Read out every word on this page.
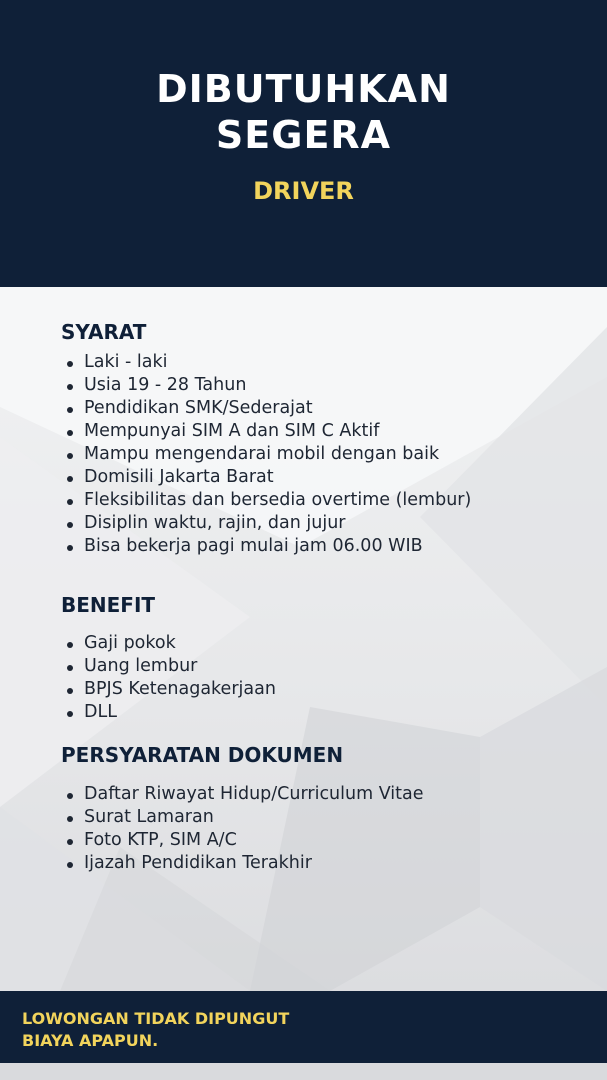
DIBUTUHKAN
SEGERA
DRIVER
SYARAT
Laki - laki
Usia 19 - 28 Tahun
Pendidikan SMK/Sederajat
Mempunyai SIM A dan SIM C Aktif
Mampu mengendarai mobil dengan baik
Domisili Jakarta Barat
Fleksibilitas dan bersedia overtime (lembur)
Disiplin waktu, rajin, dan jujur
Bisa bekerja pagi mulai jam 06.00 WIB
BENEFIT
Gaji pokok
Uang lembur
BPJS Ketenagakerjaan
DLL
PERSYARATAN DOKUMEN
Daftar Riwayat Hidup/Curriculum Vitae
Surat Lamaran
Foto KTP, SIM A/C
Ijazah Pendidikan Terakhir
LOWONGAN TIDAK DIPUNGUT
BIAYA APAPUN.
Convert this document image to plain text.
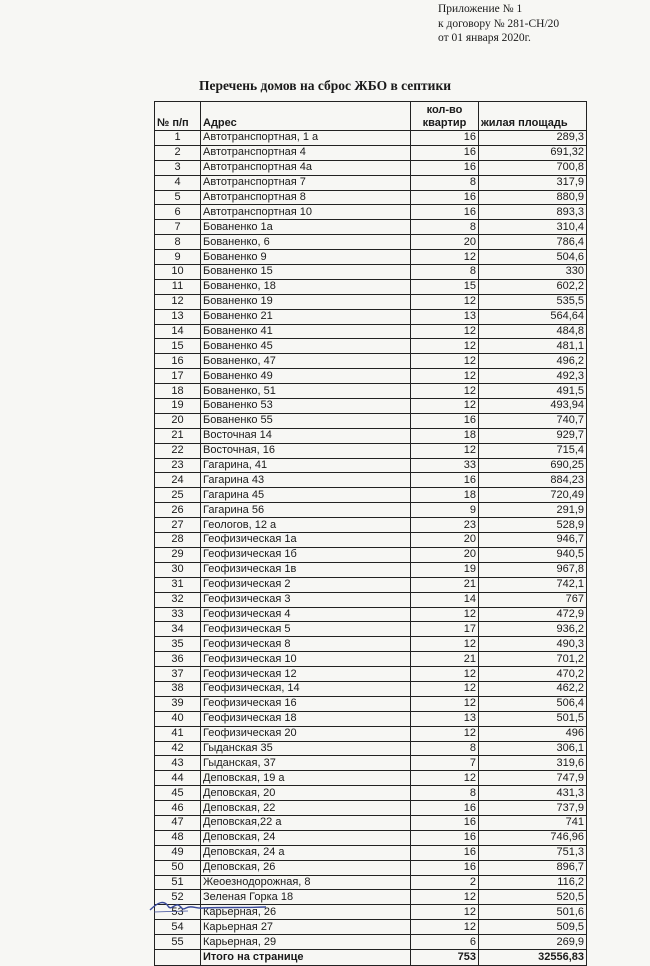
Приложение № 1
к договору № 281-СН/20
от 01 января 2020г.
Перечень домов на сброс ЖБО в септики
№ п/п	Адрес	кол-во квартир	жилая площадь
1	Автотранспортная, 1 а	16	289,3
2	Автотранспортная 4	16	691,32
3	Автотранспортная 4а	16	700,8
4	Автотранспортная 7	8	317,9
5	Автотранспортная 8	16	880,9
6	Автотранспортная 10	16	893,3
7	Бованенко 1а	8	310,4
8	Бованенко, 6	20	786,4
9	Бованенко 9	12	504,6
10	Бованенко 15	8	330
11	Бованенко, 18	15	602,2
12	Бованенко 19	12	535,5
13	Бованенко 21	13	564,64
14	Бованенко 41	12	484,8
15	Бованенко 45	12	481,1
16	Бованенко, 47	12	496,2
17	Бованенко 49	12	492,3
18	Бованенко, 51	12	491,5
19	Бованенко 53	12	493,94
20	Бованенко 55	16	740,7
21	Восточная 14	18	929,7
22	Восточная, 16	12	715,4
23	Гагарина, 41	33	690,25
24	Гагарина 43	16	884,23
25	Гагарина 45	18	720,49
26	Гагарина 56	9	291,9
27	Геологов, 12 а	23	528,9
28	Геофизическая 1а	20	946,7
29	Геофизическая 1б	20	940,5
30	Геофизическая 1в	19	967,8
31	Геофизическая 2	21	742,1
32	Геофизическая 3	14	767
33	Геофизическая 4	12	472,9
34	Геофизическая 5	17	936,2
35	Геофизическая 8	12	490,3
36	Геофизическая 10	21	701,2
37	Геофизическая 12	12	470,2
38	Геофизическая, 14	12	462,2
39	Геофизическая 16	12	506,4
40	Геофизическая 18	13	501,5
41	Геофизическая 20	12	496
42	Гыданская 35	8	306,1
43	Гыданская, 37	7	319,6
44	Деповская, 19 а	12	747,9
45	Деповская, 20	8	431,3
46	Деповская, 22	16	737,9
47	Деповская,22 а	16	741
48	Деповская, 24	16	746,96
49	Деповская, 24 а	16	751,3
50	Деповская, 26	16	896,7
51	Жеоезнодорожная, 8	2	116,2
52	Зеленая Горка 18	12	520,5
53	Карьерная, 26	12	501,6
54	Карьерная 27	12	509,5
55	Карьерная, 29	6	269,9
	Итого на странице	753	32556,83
--
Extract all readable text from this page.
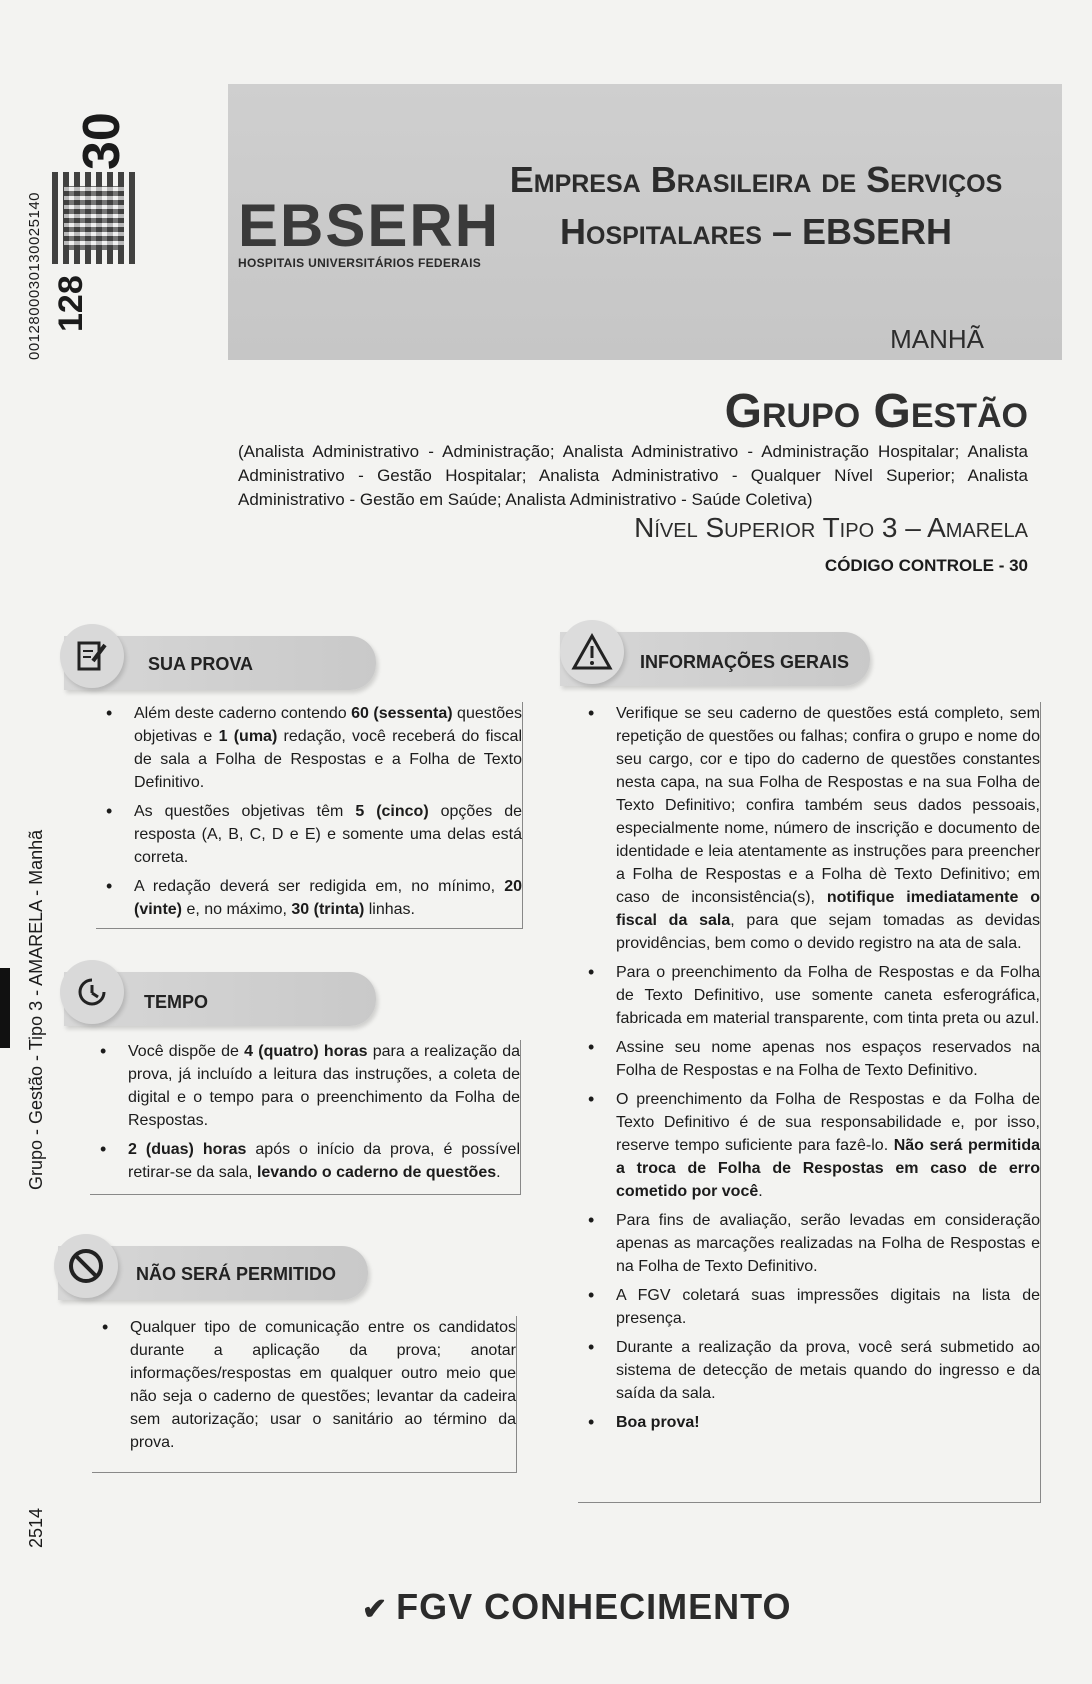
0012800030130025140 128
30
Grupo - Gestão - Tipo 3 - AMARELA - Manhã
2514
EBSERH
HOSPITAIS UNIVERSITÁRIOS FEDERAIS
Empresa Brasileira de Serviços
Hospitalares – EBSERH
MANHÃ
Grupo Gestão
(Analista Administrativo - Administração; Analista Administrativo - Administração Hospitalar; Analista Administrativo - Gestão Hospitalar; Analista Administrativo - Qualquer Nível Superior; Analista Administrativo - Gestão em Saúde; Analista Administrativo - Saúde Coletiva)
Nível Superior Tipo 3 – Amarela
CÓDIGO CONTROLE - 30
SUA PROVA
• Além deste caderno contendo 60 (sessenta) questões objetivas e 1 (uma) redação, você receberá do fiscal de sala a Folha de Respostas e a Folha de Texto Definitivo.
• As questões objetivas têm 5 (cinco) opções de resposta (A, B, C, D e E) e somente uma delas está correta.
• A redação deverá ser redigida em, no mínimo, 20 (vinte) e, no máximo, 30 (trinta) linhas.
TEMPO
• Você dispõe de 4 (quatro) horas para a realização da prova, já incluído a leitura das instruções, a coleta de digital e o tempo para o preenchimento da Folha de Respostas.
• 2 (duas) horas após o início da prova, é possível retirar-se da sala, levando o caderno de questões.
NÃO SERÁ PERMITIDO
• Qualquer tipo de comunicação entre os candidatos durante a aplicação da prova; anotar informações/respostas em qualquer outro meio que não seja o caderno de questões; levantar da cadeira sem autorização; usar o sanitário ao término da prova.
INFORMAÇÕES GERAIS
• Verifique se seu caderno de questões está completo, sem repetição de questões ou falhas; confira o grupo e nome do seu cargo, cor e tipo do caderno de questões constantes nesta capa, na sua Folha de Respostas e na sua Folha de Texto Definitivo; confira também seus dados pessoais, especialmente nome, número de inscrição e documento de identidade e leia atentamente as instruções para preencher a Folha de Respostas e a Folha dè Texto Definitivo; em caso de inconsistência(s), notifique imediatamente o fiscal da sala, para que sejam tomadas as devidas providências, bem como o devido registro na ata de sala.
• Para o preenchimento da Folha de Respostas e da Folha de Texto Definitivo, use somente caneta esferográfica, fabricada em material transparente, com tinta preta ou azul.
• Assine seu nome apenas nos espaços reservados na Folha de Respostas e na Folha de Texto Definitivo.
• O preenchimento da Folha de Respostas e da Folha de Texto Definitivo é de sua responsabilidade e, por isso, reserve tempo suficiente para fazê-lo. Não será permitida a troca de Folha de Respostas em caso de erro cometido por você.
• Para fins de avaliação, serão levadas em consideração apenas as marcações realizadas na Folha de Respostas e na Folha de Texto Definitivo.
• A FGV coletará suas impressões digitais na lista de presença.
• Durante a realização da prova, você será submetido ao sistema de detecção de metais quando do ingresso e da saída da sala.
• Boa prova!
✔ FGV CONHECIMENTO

_Description of the task_
Review the material and copy each line in which the word "this" appears.

_Exercise response_
Read out every word on this page.
Convert this document image to plain text.
Extract all readable text from this page.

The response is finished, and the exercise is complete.